** begin **

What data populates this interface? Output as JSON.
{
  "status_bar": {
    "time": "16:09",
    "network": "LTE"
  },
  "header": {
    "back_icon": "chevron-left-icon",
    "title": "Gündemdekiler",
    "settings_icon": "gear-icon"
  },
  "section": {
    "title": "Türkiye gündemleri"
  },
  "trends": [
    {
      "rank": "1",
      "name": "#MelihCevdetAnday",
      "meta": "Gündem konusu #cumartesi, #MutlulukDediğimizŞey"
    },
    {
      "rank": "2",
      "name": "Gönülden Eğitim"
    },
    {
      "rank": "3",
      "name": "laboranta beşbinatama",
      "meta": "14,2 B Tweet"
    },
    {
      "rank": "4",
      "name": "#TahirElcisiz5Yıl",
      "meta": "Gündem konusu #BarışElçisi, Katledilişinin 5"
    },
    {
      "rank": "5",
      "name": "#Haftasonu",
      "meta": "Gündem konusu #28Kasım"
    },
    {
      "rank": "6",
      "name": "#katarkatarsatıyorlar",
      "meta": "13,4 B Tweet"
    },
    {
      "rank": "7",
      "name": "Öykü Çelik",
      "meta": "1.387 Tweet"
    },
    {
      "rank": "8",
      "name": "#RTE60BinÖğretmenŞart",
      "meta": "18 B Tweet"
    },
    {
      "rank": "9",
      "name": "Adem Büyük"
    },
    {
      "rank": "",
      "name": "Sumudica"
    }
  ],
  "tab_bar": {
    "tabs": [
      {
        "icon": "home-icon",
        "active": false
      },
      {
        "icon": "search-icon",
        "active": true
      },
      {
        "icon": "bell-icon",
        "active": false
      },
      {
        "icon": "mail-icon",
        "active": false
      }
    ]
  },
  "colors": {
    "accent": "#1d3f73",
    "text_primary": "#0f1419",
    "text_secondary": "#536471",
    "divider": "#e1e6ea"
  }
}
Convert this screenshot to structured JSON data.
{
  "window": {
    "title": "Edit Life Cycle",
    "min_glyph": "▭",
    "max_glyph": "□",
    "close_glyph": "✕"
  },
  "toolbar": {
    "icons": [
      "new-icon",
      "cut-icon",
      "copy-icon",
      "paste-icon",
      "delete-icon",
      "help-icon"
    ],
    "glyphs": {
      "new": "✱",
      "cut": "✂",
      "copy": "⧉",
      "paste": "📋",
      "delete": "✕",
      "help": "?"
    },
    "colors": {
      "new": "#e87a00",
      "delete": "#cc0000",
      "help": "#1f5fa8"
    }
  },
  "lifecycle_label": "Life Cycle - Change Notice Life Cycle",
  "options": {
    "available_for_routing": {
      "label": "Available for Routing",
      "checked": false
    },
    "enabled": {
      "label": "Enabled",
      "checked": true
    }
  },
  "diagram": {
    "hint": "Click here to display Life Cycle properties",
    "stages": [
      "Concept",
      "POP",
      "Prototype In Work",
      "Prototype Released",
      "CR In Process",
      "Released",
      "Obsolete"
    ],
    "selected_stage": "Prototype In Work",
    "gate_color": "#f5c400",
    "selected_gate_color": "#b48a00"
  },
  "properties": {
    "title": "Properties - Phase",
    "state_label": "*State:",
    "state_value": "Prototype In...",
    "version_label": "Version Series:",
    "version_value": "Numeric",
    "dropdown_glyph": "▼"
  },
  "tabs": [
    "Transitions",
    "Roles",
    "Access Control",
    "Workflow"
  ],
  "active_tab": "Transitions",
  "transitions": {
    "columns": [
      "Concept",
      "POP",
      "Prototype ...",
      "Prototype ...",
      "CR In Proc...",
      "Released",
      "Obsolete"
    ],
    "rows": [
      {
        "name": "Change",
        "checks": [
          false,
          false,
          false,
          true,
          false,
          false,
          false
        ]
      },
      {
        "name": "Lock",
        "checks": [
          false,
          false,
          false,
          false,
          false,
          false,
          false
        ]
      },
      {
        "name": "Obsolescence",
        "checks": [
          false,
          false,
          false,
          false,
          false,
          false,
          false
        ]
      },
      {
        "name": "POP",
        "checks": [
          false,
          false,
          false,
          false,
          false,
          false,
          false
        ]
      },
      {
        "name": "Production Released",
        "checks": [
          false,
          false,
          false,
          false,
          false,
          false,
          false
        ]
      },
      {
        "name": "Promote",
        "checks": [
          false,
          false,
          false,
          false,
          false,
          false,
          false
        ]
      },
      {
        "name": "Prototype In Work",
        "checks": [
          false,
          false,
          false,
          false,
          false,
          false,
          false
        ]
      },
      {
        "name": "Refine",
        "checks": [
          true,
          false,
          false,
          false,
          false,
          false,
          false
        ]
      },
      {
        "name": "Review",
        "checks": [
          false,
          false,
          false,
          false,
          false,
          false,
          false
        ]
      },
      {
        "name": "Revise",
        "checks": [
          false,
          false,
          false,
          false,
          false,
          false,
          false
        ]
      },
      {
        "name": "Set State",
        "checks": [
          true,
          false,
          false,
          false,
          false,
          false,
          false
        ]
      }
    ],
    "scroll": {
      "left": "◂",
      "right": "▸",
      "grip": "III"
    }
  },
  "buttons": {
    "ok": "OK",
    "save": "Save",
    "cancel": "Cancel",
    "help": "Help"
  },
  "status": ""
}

** end **

- **Direction**
Read through the data and copy every line where "Prototype" shows up.

- **Written answer**
      "Prototype In Work",
      "Prototype Released",
    "selected_stage": "Prototype In Work",
    "state_value": "Prototype In...",
      "Prototype ...",
      "Prototype ...",
        "name": "Prototype In Work",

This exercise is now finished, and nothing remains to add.